**Exercise objective:** Reproduce the records verbatim, from their beginning through the line containing "- year-cell: 光绪二十三年(1897): [589, 452, 1000, 532]", with both ends included.

**Material for this exercise:**
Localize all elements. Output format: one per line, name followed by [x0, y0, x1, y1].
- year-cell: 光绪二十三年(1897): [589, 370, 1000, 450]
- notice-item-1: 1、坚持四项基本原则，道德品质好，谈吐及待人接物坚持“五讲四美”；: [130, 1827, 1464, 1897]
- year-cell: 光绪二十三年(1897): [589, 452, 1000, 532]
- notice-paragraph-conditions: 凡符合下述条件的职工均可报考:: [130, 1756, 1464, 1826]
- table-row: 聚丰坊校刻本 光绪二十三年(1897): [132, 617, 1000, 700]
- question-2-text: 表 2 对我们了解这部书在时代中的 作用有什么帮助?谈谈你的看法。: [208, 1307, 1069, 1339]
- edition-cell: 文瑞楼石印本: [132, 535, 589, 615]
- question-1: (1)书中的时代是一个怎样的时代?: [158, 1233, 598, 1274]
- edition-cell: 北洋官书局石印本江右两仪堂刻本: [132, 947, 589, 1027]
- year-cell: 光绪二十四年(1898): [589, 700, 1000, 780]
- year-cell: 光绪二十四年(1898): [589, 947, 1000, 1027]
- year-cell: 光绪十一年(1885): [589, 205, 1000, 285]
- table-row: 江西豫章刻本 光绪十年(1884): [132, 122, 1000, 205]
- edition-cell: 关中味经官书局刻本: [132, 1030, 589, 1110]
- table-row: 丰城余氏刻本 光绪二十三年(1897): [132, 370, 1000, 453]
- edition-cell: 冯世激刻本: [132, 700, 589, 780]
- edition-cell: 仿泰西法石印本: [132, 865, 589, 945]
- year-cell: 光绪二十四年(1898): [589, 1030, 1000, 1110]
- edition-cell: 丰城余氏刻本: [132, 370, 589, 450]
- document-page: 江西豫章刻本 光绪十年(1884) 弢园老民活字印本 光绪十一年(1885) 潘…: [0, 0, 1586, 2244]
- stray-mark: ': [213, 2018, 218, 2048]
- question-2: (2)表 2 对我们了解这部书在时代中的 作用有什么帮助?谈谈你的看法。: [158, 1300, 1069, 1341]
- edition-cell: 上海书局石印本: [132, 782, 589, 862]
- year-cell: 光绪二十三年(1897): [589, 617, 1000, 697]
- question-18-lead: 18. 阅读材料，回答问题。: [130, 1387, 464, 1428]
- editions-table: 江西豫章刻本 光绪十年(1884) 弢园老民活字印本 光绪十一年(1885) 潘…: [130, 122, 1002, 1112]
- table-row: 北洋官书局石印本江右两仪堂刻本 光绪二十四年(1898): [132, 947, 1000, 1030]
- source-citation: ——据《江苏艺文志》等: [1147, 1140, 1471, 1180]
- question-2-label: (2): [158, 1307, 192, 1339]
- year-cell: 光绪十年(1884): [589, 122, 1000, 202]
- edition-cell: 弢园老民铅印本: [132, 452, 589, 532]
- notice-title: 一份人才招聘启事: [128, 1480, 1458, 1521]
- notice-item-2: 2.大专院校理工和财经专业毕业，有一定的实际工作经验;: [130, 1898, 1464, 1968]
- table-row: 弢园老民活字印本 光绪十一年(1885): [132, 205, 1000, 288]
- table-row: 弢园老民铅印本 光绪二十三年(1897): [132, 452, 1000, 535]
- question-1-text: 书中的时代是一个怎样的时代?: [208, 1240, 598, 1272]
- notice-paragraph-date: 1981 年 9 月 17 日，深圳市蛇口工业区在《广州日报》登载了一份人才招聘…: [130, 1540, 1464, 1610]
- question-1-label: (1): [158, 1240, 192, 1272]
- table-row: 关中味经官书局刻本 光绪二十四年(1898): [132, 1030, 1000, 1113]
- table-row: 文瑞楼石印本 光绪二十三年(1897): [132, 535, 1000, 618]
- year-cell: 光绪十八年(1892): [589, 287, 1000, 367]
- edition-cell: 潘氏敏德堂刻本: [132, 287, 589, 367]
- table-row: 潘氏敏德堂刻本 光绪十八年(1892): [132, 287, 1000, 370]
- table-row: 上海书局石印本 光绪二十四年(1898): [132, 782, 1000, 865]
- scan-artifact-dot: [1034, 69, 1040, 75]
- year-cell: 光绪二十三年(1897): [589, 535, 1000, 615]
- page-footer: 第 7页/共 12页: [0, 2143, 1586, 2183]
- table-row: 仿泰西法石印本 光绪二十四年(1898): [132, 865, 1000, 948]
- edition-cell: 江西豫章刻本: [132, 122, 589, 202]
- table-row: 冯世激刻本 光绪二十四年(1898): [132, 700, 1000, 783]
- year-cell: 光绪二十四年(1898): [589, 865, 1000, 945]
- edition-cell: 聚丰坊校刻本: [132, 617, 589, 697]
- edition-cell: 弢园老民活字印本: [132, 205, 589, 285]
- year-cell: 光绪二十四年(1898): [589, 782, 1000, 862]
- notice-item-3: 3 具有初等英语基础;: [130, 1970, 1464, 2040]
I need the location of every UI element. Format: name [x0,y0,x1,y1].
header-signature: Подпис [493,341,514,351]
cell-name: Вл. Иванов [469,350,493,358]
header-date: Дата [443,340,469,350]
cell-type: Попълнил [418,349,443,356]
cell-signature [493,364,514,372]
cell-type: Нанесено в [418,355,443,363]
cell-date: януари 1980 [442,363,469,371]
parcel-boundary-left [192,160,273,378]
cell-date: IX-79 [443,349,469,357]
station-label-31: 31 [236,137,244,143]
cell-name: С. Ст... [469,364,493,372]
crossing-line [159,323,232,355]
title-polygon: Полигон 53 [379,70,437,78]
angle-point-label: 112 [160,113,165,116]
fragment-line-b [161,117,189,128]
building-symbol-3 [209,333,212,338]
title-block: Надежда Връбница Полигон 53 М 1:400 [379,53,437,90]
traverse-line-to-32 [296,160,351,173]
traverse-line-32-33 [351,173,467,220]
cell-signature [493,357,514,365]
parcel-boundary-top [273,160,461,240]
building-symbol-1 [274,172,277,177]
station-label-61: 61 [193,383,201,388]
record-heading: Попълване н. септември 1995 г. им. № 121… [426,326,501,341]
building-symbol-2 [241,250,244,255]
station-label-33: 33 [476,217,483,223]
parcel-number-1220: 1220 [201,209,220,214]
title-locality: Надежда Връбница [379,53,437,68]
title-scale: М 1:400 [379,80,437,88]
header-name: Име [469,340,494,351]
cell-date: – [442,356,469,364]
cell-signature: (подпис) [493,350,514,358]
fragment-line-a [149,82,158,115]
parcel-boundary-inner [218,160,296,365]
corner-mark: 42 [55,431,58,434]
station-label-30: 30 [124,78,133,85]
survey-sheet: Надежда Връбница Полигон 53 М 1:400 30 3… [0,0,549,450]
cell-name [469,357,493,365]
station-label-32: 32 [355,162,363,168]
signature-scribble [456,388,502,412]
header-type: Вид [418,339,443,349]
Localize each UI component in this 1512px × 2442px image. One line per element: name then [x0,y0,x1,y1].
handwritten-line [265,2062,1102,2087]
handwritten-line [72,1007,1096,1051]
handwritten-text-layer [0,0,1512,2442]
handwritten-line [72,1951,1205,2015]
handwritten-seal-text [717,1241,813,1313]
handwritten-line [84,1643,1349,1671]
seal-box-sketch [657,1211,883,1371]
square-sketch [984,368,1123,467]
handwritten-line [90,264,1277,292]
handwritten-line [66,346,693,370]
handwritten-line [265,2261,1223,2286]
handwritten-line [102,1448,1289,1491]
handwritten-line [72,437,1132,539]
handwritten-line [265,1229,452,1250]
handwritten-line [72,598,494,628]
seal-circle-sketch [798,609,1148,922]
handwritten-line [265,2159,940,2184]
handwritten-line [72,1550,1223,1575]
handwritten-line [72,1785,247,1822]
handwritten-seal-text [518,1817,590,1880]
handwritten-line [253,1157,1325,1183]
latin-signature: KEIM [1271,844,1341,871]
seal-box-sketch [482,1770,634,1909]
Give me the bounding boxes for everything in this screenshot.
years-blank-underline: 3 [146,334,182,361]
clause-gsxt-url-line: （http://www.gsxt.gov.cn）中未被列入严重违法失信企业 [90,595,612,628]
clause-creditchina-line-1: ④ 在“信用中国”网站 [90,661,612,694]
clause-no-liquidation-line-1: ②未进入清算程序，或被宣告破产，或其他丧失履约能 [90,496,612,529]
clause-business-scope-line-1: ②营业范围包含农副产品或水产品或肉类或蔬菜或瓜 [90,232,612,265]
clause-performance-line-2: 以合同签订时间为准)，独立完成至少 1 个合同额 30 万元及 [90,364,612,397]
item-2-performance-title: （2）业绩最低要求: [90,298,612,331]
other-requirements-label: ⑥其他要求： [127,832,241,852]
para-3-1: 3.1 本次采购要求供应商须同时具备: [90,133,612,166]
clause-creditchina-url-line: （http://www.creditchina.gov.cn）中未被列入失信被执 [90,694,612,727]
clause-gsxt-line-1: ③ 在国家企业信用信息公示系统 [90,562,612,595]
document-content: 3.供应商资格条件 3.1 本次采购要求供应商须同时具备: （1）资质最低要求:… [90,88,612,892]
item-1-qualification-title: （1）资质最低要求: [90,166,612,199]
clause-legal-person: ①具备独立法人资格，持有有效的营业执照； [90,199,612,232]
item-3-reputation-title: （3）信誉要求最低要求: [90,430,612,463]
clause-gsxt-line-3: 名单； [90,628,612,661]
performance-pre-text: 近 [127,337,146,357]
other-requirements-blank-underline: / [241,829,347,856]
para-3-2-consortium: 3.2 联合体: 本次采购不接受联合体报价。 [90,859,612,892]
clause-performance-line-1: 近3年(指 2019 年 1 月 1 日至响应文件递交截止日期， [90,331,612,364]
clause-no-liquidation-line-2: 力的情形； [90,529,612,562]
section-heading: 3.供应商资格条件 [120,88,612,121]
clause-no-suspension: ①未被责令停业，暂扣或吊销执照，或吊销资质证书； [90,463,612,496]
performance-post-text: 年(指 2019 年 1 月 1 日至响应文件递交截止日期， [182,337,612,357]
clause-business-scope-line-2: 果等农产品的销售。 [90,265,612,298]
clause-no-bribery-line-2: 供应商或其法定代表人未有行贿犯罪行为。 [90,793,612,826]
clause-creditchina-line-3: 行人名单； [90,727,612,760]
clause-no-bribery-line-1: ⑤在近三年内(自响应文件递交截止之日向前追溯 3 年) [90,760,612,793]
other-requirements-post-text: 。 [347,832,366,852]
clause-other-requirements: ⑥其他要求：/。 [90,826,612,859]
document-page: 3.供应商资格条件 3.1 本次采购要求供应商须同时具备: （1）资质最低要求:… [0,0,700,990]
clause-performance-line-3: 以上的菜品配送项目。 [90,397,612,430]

**Complete response:**
Localize all elements. Output format: one per line, name followed by [x0, y0, x1, y1].
- year-cell: 光绪二十三年(1897): [589, 370, 1000, 450]
- notice-item-1: 1、坚持四项基本原则，道德品质好，谈吐及待人接物坚持“五讲四美”；: [130, 1827, 1464, 1897]
- year-cell: 光绪二十三年(1897): [589, 452, 1000, 532]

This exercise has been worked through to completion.